> **The exercise**
You are to retype all of the data exactly as it appears.

[Stored records]
## BEGIN
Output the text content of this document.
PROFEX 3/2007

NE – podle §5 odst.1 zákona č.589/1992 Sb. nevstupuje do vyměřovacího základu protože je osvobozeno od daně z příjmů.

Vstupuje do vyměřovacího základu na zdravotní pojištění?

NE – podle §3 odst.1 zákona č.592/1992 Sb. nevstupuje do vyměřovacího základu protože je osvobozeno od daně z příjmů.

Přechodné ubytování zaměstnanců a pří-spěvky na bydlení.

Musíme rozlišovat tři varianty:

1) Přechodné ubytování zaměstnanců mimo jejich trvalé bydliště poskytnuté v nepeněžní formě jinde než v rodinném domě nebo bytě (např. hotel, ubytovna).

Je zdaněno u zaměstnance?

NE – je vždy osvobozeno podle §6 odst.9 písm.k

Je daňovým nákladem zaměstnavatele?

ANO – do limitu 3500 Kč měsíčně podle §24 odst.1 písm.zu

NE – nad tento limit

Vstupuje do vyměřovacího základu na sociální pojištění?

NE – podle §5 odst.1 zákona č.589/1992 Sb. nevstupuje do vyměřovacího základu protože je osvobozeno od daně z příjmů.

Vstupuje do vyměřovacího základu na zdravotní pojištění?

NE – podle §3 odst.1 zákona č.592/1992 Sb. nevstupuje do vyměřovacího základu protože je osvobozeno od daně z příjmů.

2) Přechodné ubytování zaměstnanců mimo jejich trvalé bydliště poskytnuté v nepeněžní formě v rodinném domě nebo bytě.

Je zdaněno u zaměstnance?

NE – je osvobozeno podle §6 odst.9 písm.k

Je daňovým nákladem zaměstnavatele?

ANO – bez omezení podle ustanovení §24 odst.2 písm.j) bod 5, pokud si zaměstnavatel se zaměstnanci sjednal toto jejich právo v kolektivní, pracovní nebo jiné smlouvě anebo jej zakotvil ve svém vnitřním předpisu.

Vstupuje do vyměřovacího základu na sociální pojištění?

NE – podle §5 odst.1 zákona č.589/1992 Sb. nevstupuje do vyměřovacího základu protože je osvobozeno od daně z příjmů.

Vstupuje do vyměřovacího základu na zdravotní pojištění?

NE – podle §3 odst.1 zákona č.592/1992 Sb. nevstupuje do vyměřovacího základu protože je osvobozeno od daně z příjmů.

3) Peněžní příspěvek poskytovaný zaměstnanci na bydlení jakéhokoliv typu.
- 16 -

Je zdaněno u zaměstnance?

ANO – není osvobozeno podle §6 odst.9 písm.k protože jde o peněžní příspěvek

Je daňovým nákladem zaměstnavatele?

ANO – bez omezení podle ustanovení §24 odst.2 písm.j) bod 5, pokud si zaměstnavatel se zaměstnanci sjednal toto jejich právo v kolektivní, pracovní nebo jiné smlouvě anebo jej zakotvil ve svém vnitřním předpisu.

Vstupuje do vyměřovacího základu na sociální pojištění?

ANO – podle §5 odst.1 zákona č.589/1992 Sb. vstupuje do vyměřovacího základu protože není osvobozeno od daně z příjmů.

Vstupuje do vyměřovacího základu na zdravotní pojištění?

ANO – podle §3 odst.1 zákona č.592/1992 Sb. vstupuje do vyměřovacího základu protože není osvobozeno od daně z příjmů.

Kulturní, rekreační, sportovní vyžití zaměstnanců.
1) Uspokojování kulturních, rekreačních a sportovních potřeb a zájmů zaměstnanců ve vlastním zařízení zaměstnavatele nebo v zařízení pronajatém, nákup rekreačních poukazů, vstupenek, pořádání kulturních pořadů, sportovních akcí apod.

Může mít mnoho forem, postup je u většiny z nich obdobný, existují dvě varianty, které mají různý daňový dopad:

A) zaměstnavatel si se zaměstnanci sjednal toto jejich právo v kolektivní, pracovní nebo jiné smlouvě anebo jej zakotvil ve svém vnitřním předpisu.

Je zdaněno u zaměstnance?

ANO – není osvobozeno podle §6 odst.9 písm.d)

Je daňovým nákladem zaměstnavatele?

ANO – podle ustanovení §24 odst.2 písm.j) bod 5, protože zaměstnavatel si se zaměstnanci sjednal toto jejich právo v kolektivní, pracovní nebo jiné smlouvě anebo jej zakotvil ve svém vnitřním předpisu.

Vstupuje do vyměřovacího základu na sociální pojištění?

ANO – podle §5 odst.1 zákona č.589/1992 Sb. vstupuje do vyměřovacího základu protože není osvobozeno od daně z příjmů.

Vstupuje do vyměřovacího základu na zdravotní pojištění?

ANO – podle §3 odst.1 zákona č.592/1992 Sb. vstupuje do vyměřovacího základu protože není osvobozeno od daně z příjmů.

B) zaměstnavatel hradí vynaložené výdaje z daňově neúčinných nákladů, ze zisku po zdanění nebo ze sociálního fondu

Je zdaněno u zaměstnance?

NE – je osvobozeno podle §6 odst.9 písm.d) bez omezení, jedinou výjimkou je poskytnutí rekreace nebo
## END
> **Finished exercise**
Output the text content of this document.
PROFEX 3/2007

NE – podle §5 odst.1 zákona č.589/1992 Sb. nevstupuje do vyměřovacího základu protože je osvobozeno od daně z příjmů.

Vstupuje do vyměřovacího základu na zdravotní pojištění?

NE – podle §3 odst.1 zákona č.592/1992 Sb. nevstupuje do vyměřovacího základu protože je osvobozeno od daně z příjmů.

Přechodné ubytování zaměstnanců a pří-spěvky na bydlení.

Musíme rozlišovat tři varianty:

1) Přechodné ubytování zaměstnanců mimo jejich trvalé bydliště poskytnuté v nepeněžní formě jinde než v rodinném domě nebo bytě (např. hotel, ubytovna).

Je zdaněno u zaměstnance?

NE – je vždy osvobozeno podle §6 odst.9 písm.k

Je daňovým nákladem zaměstnavatele?

ANO – do limitu 3500 Kč měsíčně podle §24 odst.1 písm.zu

NE – nad tento limit

Vstupuje do vyměřovacího základu na sociální pojištění?

NE – podle §5 odst.1 zákona č.589/1992 Sb. nevstupuje do vyměřovacího základu protože je osvobozeno od daně z příjmů.

Vstupuje do vyměřovacího základu na zdravotní pojištění?

NE – podle §3 odst.1 zákona č.592/1992 Sb. nevstupuje do vyměřovacího základu protože je osvobozeno od daně z příjmů.

2) Přechodné ubytování zaměstnanců mimo jejich trvalé bydliště poskytnuté v nepeněžní formě v rodinném domě nebo bytě.

Je zdaněno u zaměstnance?

NE – je osvobozeno podle §6 odst.9 písm.k

Je daňovým nákladem zaměstnavatele?

ANO – bez omezení podle ustanovení §24 odst.2 písm.j) bod 5, pokud si zaměstnavatel se zaměstnanci sjednal toto jejich právo v kolektivní, pracovní nebo jiné smlouvě anebo jej zakotvil ve svém vnitřním předpisu.

Vstupuje do vyměřovacího základu na sociální pojištění?

NE – podle §5 odst.1 zákona č.589/1992 Sb. nevstupuje do vyměřovacího základu protože je osvobozeno od daně z příjmů.

Vstupuje do vyměřovacího základu na zdravotní pojištění?

NE – podle §3 odst.1 zákona č.592/1992 Sb. nevstupuje do vyměřovacího základu protože je osvobozeno od daně z příjmů.

3) Peněžní příspěvek poskytovaný zaměstnanci na bydlení jakéhokoliv typu.
- 16 -

Je zdaněno u zaměstnance?

ANO – není osvobozeno podle §6 odst.9 písm.k protože jde o peněžní příspěvek

Je daňovým nákladem zaměstnavatele?

ANO – bez omezení podle ustanovení §24 odst.2 písm.j) bod 5, pokud si zaměstnavatel se zaměstnanci sjednal toto jejich právo v kolektivní, pracovní nebo jiné smlouvě anebo jej zakotvil ve svém vnitřním předpisu.

Vstupuje do vyměřovacího základu na sociální pojištění?

ANO – podle §5 odst.1 zákona č.589/1992 Sb. vstupuje do vyměřovacího základu protože není osvobozeno od daně z příjmů.

Vstupuje do vyměřovacího základu na zdravotní pojištění?

ANO – podle §3 odst.1 zákona č.592/1992 Sb. vstupuje do vyměřovacího základu protože není osvobozeno od daně z příjmů.

Kulturní, rekreační, sportovní vyžití zaměstnanců.
1) Uspokojování kulturních, rekreačních a sportovních potřeb a zájmů zaměstnanců ve vlastním zařízení zaměstnavatele nebo v zařízení pronajatém, nákup rekreačních poukazů, vstupenek, pořádání kulturních pořadů, sportovních akcí apod.

Může mít mnoho forem, postup je u většiny z nich obdobný, existují dvě varianty, které mají různý daňový dopad:

A) zaměstnavatel si se zaměstnanci sjednal toto jejich právo v kolektivní, pracovní nebo jiné smlouvě anebo jej zakotvil ve svém vnitřním předpisu.

Je zdaněno u zaměstnance?

ANO – není osvobozeno podle §6 odst.9 písm.d)

Je daňovým nákladem zaměstnavatele?

ANO – podle ustanovení §24 odst.2 písm.j) bod 5, protože zaměstnavatel si se zaměstnanci sjednal toto jejich právo v kolektivní, pracovní nebo jiné smlouvě anebo jej zakotvil ve svém vnitřním předpisu.

Vstupuje do vyměřovacího základu na sociální pojištění?

ANO – podle §5 odst.1 zákona č.589/1992 Sb. vstupuje do vyměřovacího základu protože není osvobozeno od daně z příjmů.

Vstupuje do vyměřovacího základu na zdravotní pojištění?

ANO – podle §3 odst.1 zákona č.592/1992 Sb. vstupuje do vyměřovacího základu protože není osvobozeno od daně z příjmů.

B) zaměstnavatel hradí vynaložené výdaje z daňově neúčinných nákladů, ze zisku po zdanění nebo ze sociálního fondu

Je zdaněno u zaměstnance?

NE – je osvobozeno podle §6 odst.9 písm.d) bez omezení, jedinou výjimkou je poskytnutí rekreace nebo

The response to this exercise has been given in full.